→ **EXTRAIT DU DOCUMENT**:
━━━━━━━━━━━━━━━━

La musique accompagne aussi nos moments moins heureux. Réaction humaine et pas aussi masochiste qu'elle en a l'air, au contraire : "Ecouter des airs mélancoliques dans ses moments de tristesse, c'est aiguiser, entretenir et scénariser sa propre douleur, avance le psychanalyste Didier Lauru. Avec une musique pour l'accompagner, la souffrance ne tourne plus en circuit fermé. Elle trouve un écho et, par cette communion, s'en trouve soulagée".

Pour Nietzsche, "la vie sans musique est tout simplement une erreur, une fatigue, un exil". Pour Psychologies, "la musique correspond à un éveil, elle ouvre un espace où les émotions ressenties sont susceptibles d'élargir notre champ de pensée".

Dans ce magazine, on peut lire que la musique peut agir comme une madeleine de Proust selon Didier Lauru. "Elle peut nous renvoyer à certaines harmonies entendues pendant l'enfance et nous projeter aussitôt dans l'état d'esprit dans lequel nous étions alors. Parce que nos émotions s'arriment à des mélodies, définitivement et souvent à notre insu. Rares sont les arts qui permettent une telle plongée dans l'inconscient."
La musique est cette possibilité précieuse que nous négligeons trop souvent, alors qu'elle nous permet de vivre profondément nos émotions, dont celles que nous refoulons dans la vie sociale.

Si certaines personnes se sentent "amusicales", ce n'est qu'une illusion : tout le monde serait sensible à la musique. Seulement, parce qu'ils n'ont jamais entendu une musique qui faisait sens pour eux, ou parce qu'ils associent la musique à un souvenir traumatique, certains pensent ne pas y être sensible.

Pour Oliver Sacks, "l'espèce humaine est musicale. La musique nous fait vivre des expériences diverses : elle nous apaise, nous stimule, nous réconforte, nous rend mystiques et, souvent, nous hante. Elle a la capacité de nous tirer de la dépression ou de nous émouvoir jusqu'aux larmes."
Il a fait une mauvaise chute qui l'a laissé paralysé d'une jambe. Il a eu du mal à réussir à marcher à nouveau... jusqu'à ce qu'une musique lui arrive en tête. "La mélodie semblait animée d'une énergie singulière et, en un instant, je recouvrai le rythme perdu de la marche, comme s'il m'était revenu un air autrefois familier mais oublié".

━━━━━━━━━━━━━━━━

→ **DONNÉES DE L'EXERCICE**:
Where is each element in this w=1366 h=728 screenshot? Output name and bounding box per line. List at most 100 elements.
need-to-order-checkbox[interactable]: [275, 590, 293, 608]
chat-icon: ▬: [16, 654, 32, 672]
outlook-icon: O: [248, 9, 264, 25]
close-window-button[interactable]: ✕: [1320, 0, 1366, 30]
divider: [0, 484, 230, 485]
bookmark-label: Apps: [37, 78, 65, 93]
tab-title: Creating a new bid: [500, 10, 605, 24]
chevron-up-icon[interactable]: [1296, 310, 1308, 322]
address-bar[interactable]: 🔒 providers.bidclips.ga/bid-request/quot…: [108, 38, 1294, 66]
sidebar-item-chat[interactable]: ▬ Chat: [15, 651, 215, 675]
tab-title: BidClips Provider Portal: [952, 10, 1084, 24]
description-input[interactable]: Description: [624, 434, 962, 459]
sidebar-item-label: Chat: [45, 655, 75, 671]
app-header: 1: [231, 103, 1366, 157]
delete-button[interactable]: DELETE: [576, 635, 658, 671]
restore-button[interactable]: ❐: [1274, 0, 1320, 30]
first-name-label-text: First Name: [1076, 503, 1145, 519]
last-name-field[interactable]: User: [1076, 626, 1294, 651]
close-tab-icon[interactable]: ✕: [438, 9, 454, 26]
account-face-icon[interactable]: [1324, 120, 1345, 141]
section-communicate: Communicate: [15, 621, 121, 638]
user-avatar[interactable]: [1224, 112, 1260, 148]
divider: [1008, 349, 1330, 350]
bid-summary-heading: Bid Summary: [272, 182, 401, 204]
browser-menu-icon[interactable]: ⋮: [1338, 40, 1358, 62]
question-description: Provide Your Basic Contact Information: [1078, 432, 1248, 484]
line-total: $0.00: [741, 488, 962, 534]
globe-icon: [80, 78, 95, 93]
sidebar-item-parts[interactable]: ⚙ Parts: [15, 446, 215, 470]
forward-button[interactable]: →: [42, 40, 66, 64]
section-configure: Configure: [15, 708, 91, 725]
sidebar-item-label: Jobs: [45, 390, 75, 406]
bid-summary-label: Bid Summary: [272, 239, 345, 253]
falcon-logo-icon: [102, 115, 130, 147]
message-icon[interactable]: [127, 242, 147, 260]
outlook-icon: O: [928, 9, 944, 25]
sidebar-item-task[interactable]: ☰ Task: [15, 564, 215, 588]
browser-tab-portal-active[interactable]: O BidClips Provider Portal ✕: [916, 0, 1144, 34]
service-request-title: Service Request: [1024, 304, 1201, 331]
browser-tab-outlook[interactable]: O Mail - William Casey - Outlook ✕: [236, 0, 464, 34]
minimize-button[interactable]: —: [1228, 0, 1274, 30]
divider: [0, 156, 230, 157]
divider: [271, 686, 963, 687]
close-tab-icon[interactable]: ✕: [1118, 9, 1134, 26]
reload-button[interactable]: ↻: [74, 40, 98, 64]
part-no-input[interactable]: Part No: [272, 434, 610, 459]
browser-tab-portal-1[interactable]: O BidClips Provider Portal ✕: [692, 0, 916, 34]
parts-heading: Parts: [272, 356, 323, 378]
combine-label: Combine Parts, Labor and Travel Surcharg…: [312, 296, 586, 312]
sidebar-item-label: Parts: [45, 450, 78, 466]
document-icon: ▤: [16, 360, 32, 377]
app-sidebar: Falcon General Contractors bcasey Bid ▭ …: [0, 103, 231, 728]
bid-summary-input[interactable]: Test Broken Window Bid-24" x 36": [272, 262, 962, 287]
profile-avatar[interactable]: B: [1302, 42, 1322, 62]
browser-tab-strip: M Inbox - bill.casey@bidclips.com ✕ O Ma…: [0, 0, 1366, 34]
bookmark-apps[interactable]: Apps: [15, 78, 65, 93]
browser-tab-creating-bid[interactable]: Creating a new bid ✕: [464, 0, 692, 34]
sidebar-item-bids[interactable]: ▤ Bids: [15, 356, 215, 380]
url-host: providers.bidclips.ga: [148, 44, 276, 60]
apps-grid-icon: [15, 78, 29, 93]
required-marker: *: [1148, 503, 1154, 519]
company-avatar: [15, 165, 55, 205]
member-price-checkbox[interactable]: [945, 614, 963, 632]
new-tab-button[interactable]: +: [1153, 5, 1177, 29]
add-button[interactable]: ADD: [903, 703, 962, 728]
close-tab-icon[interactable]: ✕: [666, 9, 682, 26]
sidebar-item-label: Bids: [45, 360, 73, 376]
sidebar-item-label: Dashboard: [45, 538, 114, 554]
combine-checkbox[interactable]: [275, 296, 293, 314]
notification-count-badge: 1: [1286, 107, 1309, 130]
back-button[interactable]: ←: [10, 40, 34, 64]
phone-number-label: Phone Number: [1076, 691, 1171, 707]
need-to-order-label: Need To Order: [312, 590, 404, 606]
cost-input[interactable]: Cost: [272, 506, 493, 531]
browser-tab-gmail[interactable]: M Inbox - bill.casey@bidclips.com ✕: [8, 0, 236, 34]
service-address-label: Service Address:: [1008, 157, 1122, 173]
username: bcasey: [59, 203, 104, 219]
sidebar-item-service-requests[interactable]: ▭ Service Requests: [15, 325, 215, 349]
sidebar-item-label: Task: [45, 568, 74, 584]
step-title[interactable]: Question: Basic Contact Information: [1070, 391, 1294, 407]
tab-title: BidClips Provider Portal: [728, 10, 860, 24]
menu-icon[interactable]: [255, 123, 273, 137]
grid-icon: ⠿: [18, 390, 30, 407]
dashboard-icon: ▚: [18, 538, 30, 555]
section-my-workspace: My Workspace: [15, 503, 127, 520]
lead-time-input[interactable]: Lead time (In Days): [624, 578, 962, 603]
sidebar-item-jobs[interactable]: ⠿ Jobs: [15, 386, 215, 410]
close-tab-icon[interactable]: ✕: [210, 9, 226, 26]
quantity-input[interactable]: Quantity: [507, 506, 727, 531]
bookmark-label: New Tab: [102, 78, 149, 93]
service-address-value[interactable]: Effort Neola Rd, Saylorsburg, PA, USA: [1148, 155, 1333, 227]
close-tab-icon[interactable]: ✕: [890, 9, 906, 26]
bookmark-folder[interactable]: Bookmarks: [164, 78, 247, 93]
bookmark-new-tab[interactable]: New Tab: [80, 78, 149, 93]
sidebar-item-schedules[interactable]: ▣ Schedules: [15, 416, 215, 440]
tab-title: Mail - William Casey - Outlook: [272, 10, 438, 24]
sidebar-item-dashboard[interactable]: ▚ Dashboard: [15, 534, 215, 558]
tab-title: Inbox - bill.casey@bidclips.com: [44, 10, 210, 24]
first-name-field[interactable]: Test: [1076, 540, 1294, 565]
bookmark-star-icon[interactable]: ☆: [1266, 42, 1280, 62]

━━━━━━━━━━━━━━━━

→ **CONSIGNE**: Poursuivez le texte sur la musique et nos émotions en reprenant après sa dernière phrase.

→ **ZONE DE RÉPONSE**:
Telerama écrit que les avancées des sciences cognitives et de la meuro-imagerie permettent maintenant de se repérer avec une grande sophistication dans les labyrinthes de l'activité cérébrale. "Les spécialistes peineraient encore aujourd'hui à distinguer le cerveau d'un peintre, d'un écrivain ou d'un mathématicien, affirme Sacks. Mais ils reconnaîtraient sans hésitation celui d'un musicien..."

Des patients "intensément parkinsoniens" bougeaient parfois "avec une grâce et une aisance qui semblaient démentir leur parkinsonisme" et la musique était le puissant déclencheur de ces mouvements. "Des individus qui n'auraient fait aucun pas sans aide pouvaient être amenés à danser, écrit Sacks dans Musicophilia. Ceux qui étaient incapables de prononcer la moindre syllable ou dont la voix faible et monocorde sembalit émaner d'un spectre, chantait parfois d'une voix forte et claire, avec toute la puissance, toute la richesse d'expression et la délicatesse d'intonation requises..."

La musique est profondément ancrée en nous : "La mémoire musicale semble l'accès le plus direct à notre moi profond. Je le constate avec les malades atteints d'Alzheimer, raconte Sacks. Ils sont capables, quand ils ont tout oublié, de retrouver des chansons populaires, et les émotions et souvenirs qui leur sont associés".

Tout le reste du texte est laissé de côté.